# Start of Stored data

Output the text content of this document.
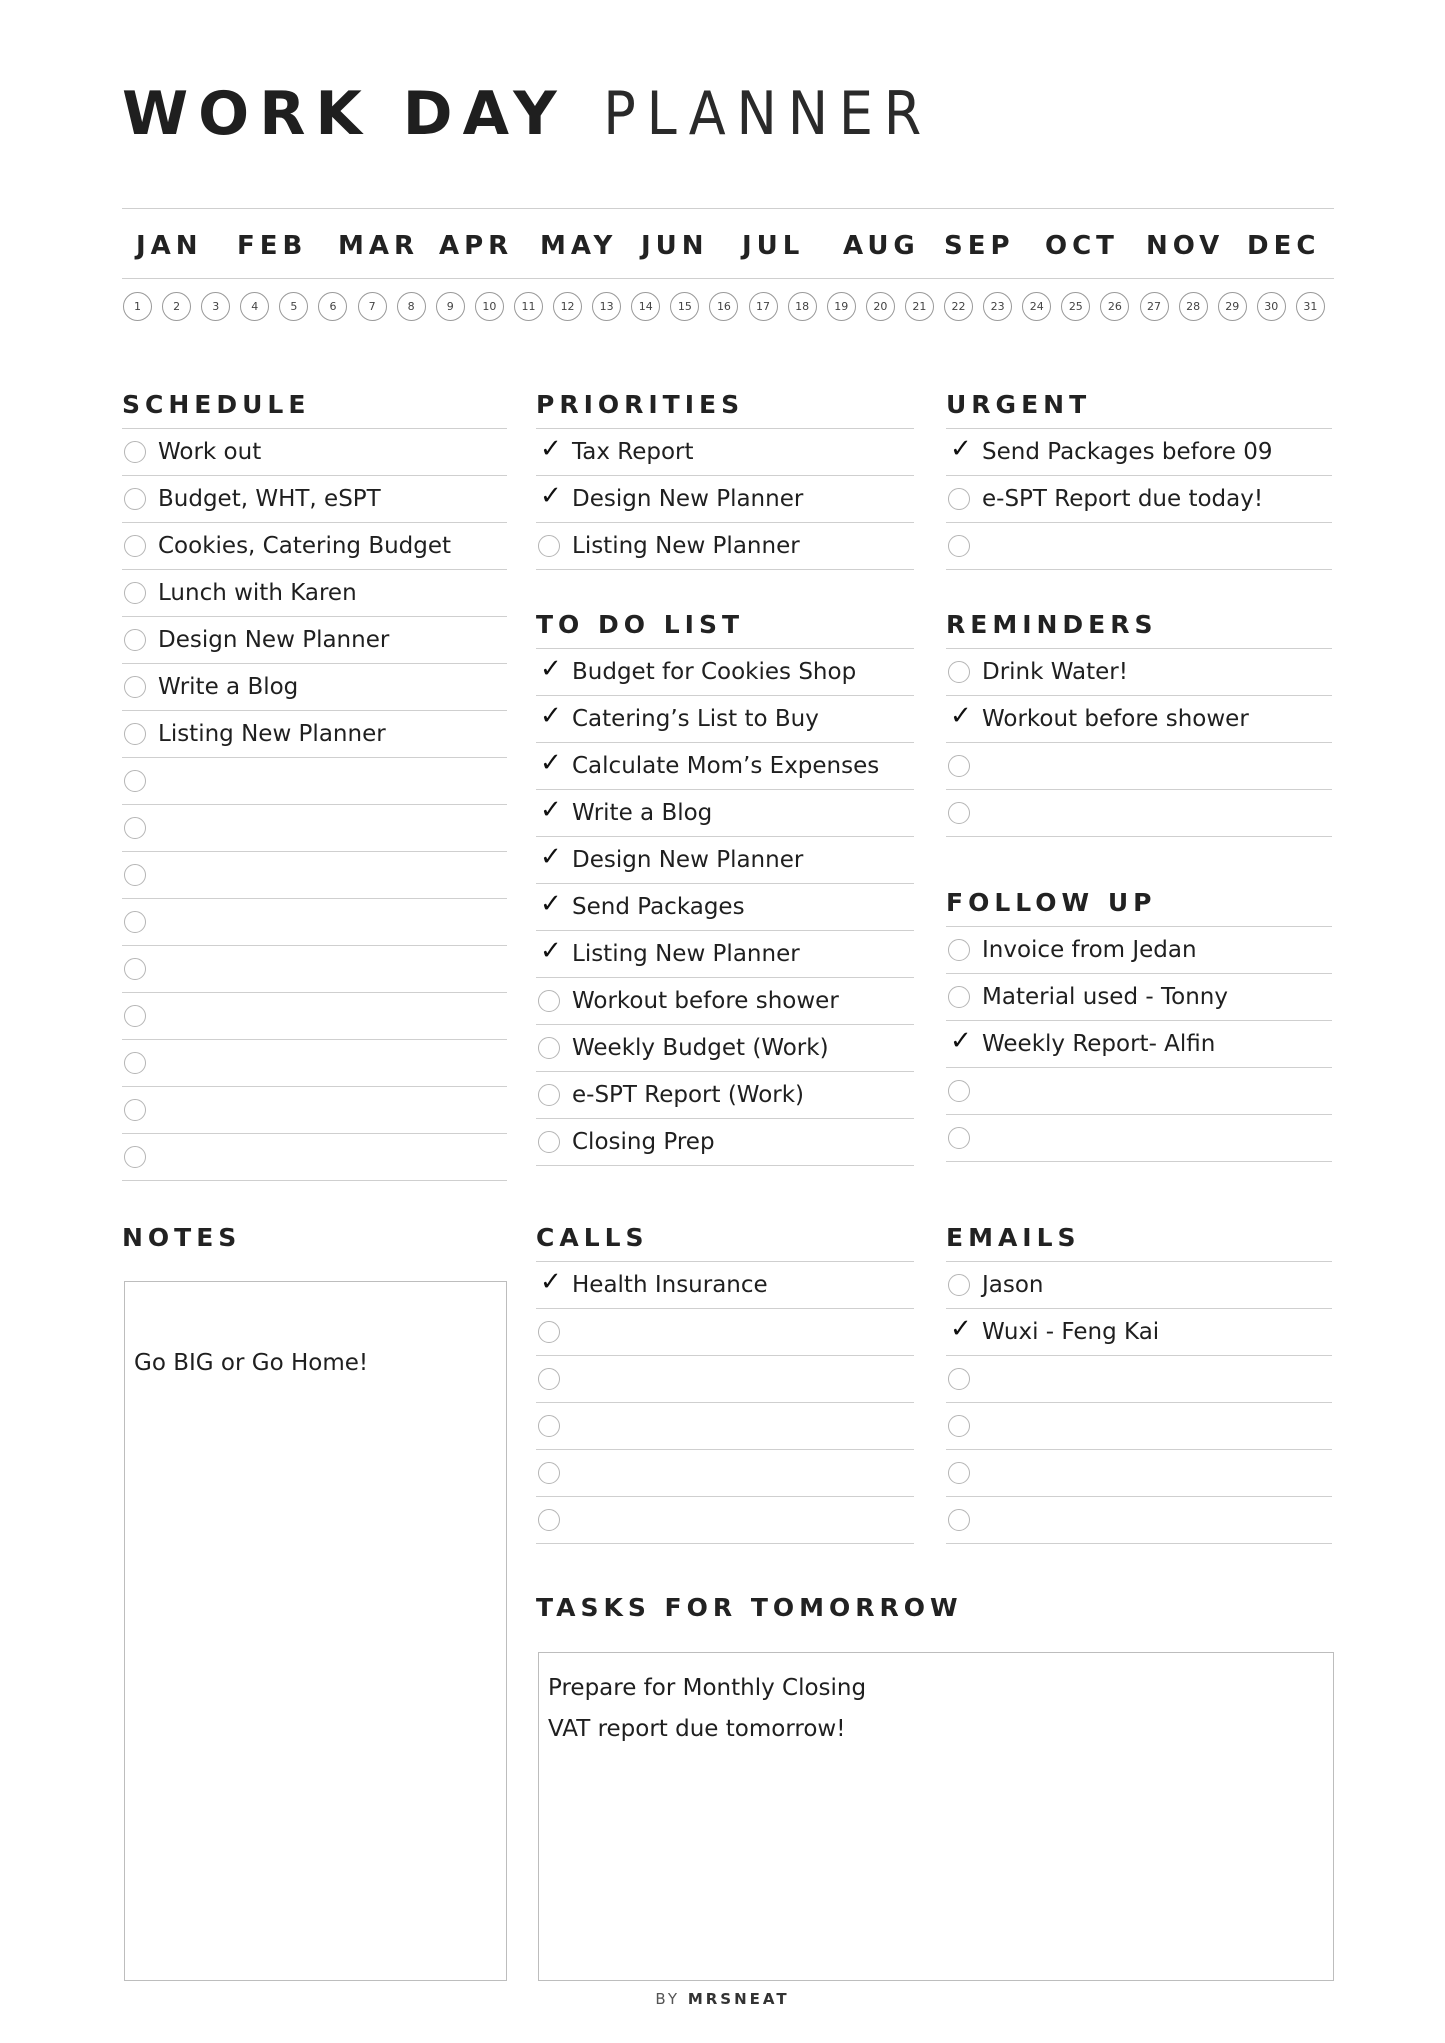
WORK DAY PLANNER
JAN FEB MAR APR MAY JUN JUL AUG SEP OCT NOV DEC
1	2	3	4	5	6	7	8	9	10	11	12	13	14	15	16	17	18	19	20	21	22	23	24	25	26	27	28	29	30	31
SCHEDULE
Work out
Budget, WHT, eSPT
Cookies, Catering Budget
Lunch with Karen
Design New Planner
Write a Blog
Listing New Planner
PRIORITIES
✓ Tax Report
✓ Design New Planner
Listing New Planner
TO DO LIST
✓ Budget for Cookies Shop
✓ Catering’s List to Buy
✓ Calculate Mom’s Expenses
✓ Write a Blog
✓ Design New Planner
✓ Send Packages
✓ Listing New Planner
Workout before shower
Weekly Budget (Work)
e-SPT Report (Work)
Closing Prep
URGENT
✓ Send Packages before 09
e-SPT Report due today!
REMINDERS
Drink Water!
✓ Workout before shower
FOLLOW UP
Invoice from Jedan
Material used - Tonny
✓ Weekly Report- Alfin
CALLS
✓ Health Insurance
EMAILS
Jason
✓ Wuxi - Feng Kai
NOTES
Go BIG or Go Home!
TASKS FOR TOMORROW
Prepare for Monthly Closing
VAT report due tomorrow!
BY MRSNEAT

# End of Stored data

Set task — Would you set down the listing exactly, omitting pictures?

Output for this exercise —
Output the text content of this document.
WORK DAY PLANNER
JAN FEB MAR APR MAY JUN JUL AUG SEP OCT NOV DEC
1	2	3	4	5	6	7	8	9	10	11	12	13	14	15	16	17	18	19	20	21	22	23	24	25	26	27	28	29	30	31
SCHEDULE
Work out
Budget, WHT, eSPT
Cookies, Catering Budget
Lunch with Karen
Design New Planner
Write a Blog
Listing New Planner
PRIORITIES
✓ Tax Report
✓ Design New Planner
Listing New Planner
TO DO LIST
✓ Budget for Cookies Shop
✓ Catering’s List to Buy
✓ Calculate Mom’s Expenses
✓ Write a Blog
✓ Design New Planner
✓ Send Packages
✓ Listing New Planner
Workout before shower
Weekly Budget (Work)
e-SPT Report (Work)
Closing Prep
URGENT
✓ Send Packages before 09
e-SPT Report due today!
REMINDERS
Drink Water!
✓ Workout before shower
FOLLOW UP
Invoice from Jedan
Material used - Tonny
✓ Weekly Report- Alfin
CALLS
✓ Health Insurance
EMAILS
Jason
✓ Wuxi - Feng Kai
NOTES
Go BIG or Go Home!
TASKS FOR TOMORROW
Prepare for Monthly Closing
VAT report due tomorrow!
BY MRSNEAT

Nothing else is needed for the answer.